À écouter les récits de nombreux acteurs, la solution paraît toute trouvée : pour lutter contre l’impunité dans les cas de violences en prison, il suffirait de développer la vidéosurveillance. Une réponse qui pose en réalité plus de problèmes qu’elle n’en règle. Décryptage.

En prison, quand le plaignant est détenu et l’accusé agent pénitentiaire, c’est souvent l’omerta. Pas de témoin. On argue d’un usage légitime de la force. On est dans le parole contre parole. Et donc dans le doute. Peu d’affaires sortent. Et encore moins aboutissent à des condamnations judi­ciaires. À égrener les dossiers, un élément-clé se dessine : la présence d’images de vidéosurveillance peut changer la donne et emporter la conviction. C’est aussi ce qui ressort de la plupart des entretiens menés dans le cadre de notre enquête : à écouter les acteurs, l’enregistrement vidéo c’est l’atout, la carte à posséder pour pouvoir agir. Du directeur de prison au Défenseur des droits en passant par l’avocat, le procureur, tous sont unanimes : l’image, c’est le prin­cipal moyen de sortir de l’impasse face à deux versions contradictoires, d’objectiver les faits. « Sans, comment faire ? » déplore un directeur. « Dans ce genre d’affaire, c’est souvent la parole de l’un contre celle de l’autre. La vidéo a de nombreux avantages en termes de preuve. Un exemple : un détenu devait passer en commission de dis­cipline pour avoir agressé un surveillant. Mais en regardant la vidéo, je me suis rendu compte que le premier qui avait empoigné le col de l’autre, c’était le surveillant. J’ai relaxé le détenu. Avec la vidéo, je n’étais pas en difficulté pour le faire. » Le besoin de pouvoir se reposer sur un élément vidéo est d’autant plus grand que, parfois, un témoin – même pénitentiaire – ne suffit pas.

* **Consigne 1**: Présente sous forme de tableau Markdown les lignes du listing, du tout début jusqu'à la ligne qui contient « square-b5[interactable] [40, 137, 80, 177] », incluse, avec une colonne « N° » et une colonne « Ligne ». Laisse de côté les lignes vides.

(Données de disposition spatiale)
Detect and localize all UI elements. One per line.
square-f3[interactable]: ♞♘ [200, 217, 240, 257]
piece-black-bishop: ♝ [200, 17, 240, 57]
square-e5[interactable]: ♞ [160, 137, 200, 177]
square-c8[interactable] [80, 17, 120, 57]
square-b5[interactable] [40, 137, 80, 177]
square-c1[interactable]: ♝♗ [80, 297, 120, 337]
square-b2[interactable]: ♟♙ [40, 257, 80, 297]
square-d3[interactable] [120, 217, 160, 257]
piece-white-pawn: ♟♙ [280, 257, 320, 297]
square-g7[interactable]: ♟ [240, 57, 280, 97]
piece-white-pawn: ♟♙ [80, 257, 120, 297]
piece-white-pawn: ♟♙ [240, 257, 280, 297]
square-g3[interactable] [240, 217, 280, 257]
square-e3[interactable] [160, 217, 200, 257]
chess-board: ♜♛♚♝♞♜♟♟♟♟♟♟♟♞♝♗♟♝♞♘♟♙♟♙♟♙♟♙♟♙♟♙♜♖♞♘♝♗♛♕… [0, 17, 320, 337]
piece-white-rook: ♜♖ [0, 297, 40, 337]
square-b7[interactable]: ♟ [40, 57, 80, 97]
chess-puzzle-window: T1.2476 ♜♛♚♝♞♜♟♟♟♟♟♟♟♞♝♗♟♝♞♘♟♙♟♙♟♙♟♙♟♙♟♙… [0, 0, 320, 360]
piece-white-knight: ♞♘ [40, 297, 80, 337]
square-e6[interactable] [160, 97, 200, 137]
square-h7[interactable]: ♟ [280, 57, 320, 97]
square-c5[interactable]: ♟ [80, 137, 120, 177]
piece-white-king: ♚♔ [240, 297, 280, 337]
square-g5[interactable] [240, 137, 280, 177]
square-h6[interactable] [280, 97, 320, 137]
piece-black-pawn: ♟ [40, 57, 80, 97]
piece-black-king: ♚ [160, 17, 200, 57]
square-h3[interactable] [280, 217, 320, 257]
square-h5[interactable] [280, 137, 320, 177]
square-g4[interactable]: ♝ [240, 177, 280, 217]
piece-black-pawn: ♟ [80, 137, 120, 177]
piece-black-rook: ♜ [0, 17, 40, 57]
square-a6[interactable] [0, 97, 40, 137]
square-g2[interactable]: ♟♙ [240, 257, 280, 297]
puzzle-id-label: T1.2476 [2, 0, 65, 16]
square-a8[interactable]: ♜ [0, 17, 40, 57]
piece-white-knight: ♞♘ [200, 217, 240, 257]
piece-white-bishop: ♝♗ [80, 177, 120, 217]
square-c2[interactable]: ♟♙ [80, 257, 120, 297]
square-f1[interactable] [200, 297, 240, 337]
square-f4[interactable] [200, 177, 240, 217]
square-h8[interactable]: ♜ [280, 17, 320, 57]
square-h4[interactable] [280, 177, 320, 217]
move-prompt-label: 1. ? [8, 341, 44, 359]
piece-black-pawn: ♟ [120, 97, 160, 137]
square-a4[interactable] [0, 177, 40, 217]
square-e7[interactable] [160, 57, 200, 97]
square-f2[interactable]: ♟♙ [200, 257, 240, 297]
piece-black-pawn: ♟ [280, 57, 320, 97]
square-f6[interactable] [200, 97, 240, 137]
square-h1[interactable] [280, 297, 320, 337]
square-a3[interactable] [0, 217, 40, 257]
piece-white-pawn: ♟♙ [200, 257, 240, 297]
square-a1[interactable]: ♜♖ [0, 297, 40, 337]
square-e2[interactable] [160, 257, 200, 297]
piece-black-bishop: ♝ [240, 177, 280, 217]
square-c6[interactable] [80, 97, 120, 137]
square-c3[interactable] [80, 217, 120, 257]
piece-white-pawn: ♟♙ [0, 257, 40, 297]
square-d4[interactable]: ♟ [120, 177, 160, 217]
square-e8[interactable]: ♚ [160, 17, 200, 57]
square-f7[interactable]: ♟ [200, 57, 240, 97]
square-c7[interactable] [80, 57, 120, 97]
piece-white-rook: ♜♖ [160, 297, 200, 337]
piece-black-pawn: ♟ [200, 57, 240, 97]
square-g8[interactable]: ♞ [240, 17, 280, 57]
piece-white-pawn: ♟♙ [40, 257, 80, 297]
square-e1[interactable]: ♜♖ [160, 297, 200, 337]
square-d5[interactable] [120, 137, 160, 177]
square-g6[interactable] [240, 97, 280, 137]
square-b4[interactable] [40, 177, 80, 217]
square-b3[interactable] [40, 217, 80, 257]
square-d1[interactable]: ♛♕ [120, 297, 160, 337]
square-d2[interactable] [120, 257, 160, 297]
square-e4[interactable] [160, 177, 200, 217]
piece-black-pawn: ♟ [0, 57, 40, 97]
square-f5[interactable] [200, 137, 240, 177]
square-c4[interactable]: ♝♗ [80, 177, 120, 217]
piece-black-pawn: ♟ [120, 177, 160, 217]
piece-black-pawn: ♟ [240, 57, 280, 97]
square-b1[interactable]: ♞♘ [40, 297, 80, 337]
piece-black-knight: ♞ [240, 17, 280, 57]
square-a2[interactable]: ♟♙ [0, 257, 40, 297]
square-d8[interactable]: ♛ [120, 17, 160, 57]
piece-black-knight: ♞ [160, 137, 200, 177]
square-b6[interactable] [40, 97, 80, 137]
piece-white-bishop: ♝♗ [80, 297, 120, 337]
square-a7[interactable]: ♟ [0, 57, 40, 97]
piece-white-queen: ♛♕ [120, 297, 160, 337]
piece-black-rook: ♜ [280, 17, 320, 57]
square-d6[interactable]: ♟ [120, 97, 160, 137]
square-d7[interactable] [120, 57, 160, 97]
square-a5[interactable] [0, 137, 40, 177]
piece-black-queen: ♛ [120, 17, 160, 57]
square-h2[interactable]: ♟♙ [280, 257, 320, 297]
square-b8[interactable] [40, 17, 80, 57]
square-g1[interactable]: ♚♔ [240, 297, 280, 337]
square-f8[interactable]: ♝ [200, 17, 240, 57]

* **Consigne 2**: Recopie intégralement l'extrait sur la vidéosurveillance en prison.

* **Réponse attendue 1**:
| N° | Ligne |
|---|---|
| 1 | Detect and localize all UI elements. One per line. |
| 2 | square-f3[interactable]: ♞♘ [200, 217, 240, 257] |
| 3 | piece-black-bishop: ♝ [200, 17, 240, 57] |
| 4 | square-e5[interactable]: ♞ [160, 137, 200, 177] |
| 5 | square-c8[interactable] [80, 17, 120, 57] |
| 6 | square-b5[interactable] [40, 137, 80, 177] |

* **Réponse attendue 2**:
À écouter les récits de nombreux acteurs, la solution paraît toute trouvée : pour lutter contre l’impunité dans les cas de violences en prison, il suffirait de développer la vidéosurveillance. Une réponse qui pose en réalité plus de problèmes qu’elle n’en règle. Décryptage.

En prison, quand le plaignant est détenu et l’accusé agent pénitentiaire, c’est souvent l’omerta. Pas de témoin. On argue d’un usage légitime de la force. On est dans le parole contre parole. Et donc dans le doute. Peu d’affaires sortent. Et encore moins aboutissent à des condamnations judi­ciaires. À égrener les dossiers, un élément-clé se dessine : la présence d’images de vidéosurveillance peut changer la donne et emporter la conviction. C’est aussi ce qui ressort de la plupart des entretiens menés dans le cadre de notre enquête : à écouter les acteurs, l’enregistrement vidéo c’est l’atout, la carte à posséder pour pouvoir agir. Du directeur de prison au Défenseur des droits en passant par l’avocat, le procureur, tous sont unanimes : l’image, c’est le prin­cipal moyen de sortir de l’impasse face à deux versions contradictoires, d’objectiver les faits. « Sans, comment faire ? » déplore un directeur. « Dans ce genre d’affaire, c’est souvent la parole de l’un contre celle de l’autre. La vidéo a de nombreux avantages en termes de preuve. Un exemple : un détenu devait passer en commission de dis­cipline pour avoir agressé un surveillant. Mais en regardant la vidéo, je me suis rendu compte que le premier qui avait empoigné le col de l’autre, c’était le surveillant. J’ai relaxé le détenu. Avec la vidéo, je n’étais pas en difficulté pour le faire. » Le besoin de pouvoir se reposer sur un élément vidéo est d’autant plus grand que, parfois, un témoin – même pénitentiaire – ne suffit pas.